_DIRECTION_. Wherever a line holds the word "representation", copy that line out.

Extracted records
+++
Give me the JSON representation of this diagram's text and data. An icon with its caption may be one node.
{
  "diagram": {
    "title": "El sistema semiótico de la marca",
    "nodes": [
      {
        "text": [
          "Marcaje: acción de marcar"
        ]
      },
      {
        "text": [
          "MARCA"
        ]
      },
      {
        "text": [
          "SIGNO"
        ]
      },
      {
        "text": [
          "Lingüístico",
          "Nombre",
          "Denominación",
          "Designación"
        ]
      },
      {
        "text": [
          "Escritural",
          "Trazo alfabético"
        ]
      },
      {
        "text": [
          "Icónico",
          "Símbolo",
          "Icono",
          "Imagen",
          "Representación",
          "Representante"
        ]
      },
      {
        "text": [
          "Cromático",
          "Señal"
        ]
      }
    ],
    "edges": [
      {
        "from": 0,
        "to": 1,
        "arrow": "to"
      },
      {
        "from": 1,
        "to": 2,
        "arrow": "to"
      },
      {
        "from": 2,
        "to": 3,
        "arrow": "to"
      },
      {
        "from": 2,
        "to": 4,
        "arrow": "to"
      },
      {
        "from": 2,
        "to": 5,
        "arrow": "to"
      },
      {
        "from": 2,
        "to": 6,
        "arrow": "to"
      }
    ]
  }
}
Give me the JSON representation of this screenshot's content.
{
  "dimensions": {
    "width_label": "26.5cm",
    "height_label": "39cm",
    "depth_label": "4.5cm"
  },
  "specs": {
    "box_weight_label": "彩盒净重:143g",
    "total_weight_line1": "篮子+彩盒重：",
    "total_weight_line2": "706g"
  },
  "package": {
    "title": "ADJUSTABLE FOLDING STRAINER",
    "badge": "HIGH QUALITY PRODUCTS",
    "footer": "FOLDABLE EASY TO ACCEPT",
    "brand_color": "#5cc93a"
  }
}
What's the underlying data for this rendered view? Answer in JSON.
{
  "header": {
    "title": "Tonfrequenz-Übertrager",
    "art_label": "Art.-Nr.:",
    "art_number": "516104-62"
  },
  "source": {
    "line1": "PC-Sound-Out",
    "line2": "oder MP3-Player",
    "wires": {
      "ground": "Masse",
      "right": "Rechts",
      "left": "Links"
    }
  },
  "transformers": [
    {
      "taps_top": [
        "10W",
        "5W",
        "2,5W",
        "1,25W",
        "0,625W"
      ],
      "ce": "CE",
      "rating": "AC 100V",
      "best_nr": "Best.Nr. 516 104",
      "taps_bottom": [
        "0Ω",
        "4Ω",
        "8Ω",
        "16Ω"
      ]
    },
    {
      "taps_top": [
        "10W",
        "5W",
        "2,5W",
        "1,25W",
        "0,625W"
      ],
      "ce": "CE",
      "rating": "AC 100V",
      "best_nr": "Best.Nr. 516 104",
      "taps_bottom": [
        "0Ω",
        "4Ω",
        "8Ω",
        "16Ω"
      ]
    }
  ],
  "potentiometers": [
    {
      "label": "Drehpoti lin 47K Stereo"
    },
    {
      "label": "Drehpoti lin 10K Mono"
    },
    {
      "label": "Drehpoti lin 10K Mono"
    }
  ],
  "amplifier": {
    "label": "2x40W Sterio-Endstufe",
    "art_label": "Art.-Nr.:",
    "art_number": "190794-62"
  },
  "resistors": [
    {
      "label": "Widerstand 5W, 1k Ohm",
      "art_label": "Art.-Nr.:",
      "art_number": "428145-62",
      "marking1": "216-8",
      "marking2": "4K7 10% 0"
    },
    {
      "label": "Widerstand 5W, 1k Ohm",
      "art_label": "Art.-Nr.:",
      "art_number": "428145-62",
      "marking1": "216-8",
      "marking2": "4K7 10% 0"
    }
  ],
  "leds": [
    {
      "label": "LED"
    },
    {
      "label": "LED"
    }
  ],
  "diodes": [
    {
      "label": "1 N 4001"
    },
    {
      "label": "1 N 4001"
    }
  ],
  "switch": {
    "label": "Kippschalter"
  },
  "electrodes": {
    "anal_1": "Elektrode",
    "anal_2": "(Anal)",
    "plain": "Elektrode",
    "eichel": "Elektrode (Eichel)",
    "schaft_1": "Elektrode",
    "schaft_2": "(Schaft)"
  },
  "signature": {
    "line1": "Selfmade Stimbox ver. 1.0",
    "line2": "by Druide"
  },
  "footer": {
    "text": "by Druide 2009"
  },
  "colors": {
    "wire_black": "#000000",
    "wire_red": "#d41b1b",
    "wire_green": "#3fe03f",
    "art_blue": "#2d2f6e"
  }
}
+++
_RESULT FOR THIS EXERCISE_.
Give me the JSON representation of this diagram's text and data. An icon with its caption may be one node.
Give me the JSON representation of this screenshot's content.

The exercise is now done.